** Start of INPUT DATA **

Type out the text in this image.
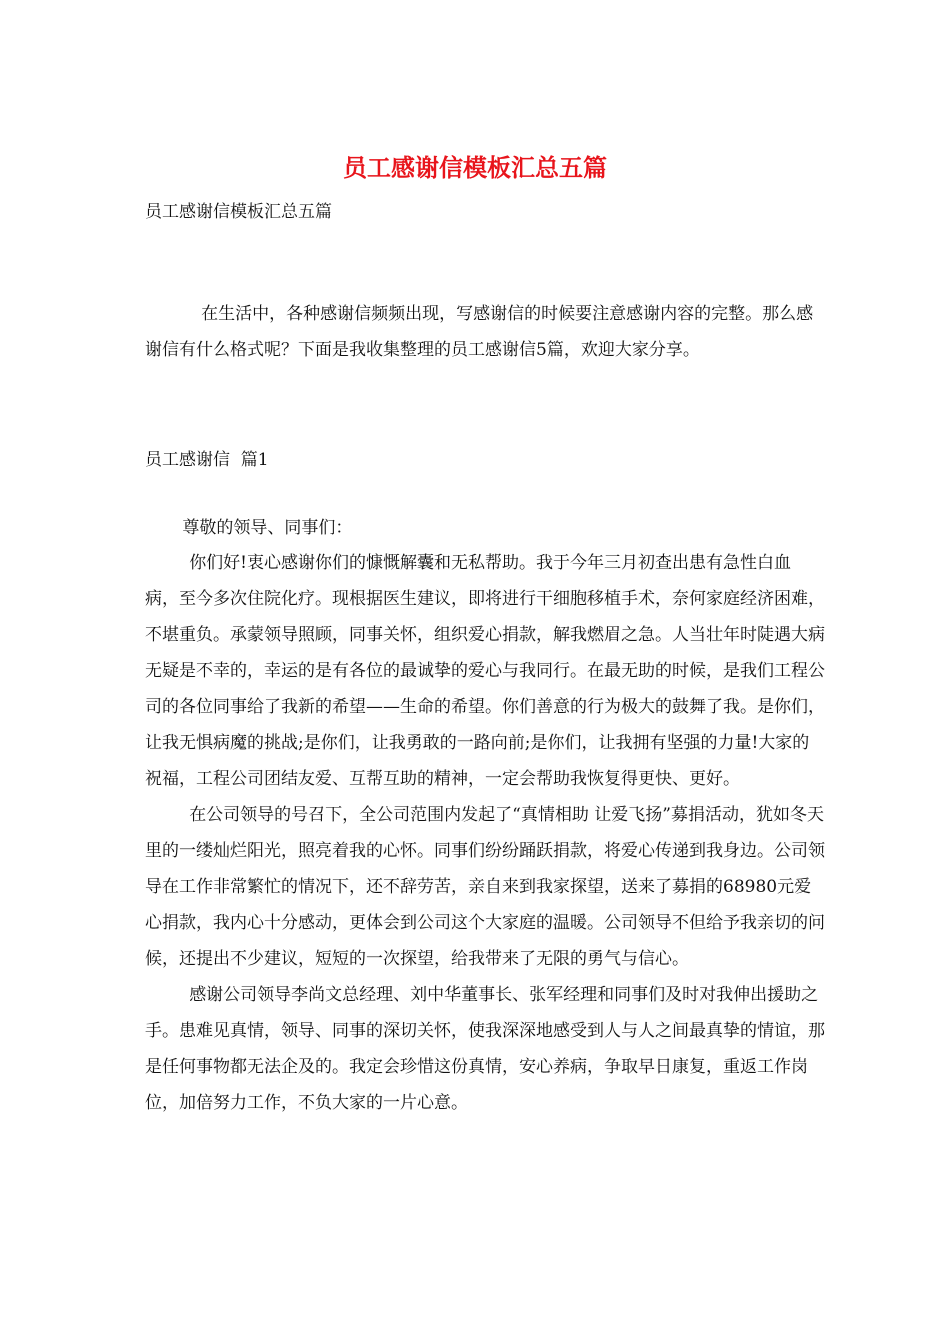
员工感谢信模板汇总五篇

员工感谢信模板汇总五篇

在生活中，各种感谢信频频出现，写感谢信的时候要注意感谢内容的完整。那么感谢信有什么格式呢？下面是我收集整理的员工感谢信5篇，欢迎大家分享。

员工感谢信  篇1

尊敬的领导、同事们：

你们好!衷心感谢你们的慷慨解囊和无私帮助。我于今年三月初查出患有急性白血病，至今多次住院化疗。现根据医生建议，即将进行干细胞移植手术，奈何家庭经济困难，不堪重负。承蒙领导照顾，同事关怀，组织爱心捐款，解我燃眉之急。人当壮年时陡遇大病无疑是不幸的，幸运的是有各位的最诚挚的爱心与我同行。在最无助的时候，是我们工程公司的各位同事给了我新的希望——生命的希望。你们善意的行为极大的鼓舞了我。是你们，让我无惧病魔的挑战;是你们，让我勇敢的一路向前;是你们，让我拥有坚强的力量!大家的祝福，工程公司团结友爱、互帮互助的精神，一定会帮助我恢复得更快、更好。

在公司领导的号召下，全公司范围内发起了“真情相助 让爱飞扬”募捐活动，犹如冬天里的一缕灿烂阳光，照亮着我的心怀。同事们纷纷踊跃捐款，将爱心传递到我身边。公司领导在工作非常繁忙的情况下，还不辞劳苦，亲自来到我家探望，送来了募捐的68980元爱心捐款，我内心十分感动，更体会到公司这个大家庭的温暖。公司领导不但给予我亲切的问候，还提出不少建议，短短的一次探望，给我带来了无限的勇气与信心。

感谢公司领导李尚文总经理、刘中华董事长、张军经理和同事们及时对我伸出援助之手。患难见真情，领导、同事的深切关怀，使我深深地感受到人与人之间最真挚的情谊，那是任何事物都无法企及的。我定会珍惜这份真情，安心养病，争取早日康复，重返工作岗位，加倍努力工作，不负大家的一片心意。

** End of INPUT DATA **

• WORK TO COMPLETE: Print all entries exactly. The images do not belong in the copy.

• ANSWER TO THIS TASK:
Type out the text in this image.
员工感谢信模板汇总五篇

员工感谢信模板汇总五篇

在生活中，各种感谢信频频出现，写感谢信的时候要注意感谢内容的完整。那么感谢信有什么格式呢？下面是我收集整理的员工感谢信5篇，欢迎大家分享。

员工感谢信  篇1

尊敬的领导、同事们：

你们好!衷心感谢你们的慷慨解囊和无私帮助。我于今年三月初查出患有急性白血病，至今多次住院化疗。现根据医生建议，即将进行干细胞移植手术，奈何家庭经济困难，不堪重负。承蒙领导照顾，同事关怀，组织爱心捐款，解我燃眉之急。人当壮年时陡遇大病无疑是不幸的，幸运的是有各位的最诚挚的爱心与我同行。在最无助的时候，是我们工程公司的各位同事给了我新的希望——生命的希望。你们善意的行为极大的鼓舞了我。是你们，让我无惧病魔的挑战;是你们，让我勇敢的一路向前;是你们，让我拥有坚强的力量!大家的祝福，工程公司团结友爱、互帮互助的精神，一定会帮助我恢复得更快、更好。

在公司领导的号召下，全公司范围内发起了“真情相助 让爱飞扬”募捐活动，犹如冬天里的一缕灿烂阳光，照亮着我的心怀。同事们纷纷踊跃捐款，将爱心传递到我身边。公司领导在工作非常繁忙的情况下，还不辞劳苦，亲自来到我家探望，送来了募捐的68980元爱心捐款，我内心十分感动，更体会到公司这个大家庭的温暖。公司领导不但给予我亲切的问候，还提出不少建议，短短的一次探望，给我带来了无限的勇气与信心。

感谢公司领导李尚文总经理、刘中华董事长、张军经理和同事们及时对我伸出援助之手。患难见真情，领导、同事的深切关怀，使我深深地感受到人与人之间最真挚的情谊，那是任何事物都无法企及的。我定会珍惜这份真情，安心养病，争取早日康复，重返工作岗位，加倍努力工作，不负大家的一片心意。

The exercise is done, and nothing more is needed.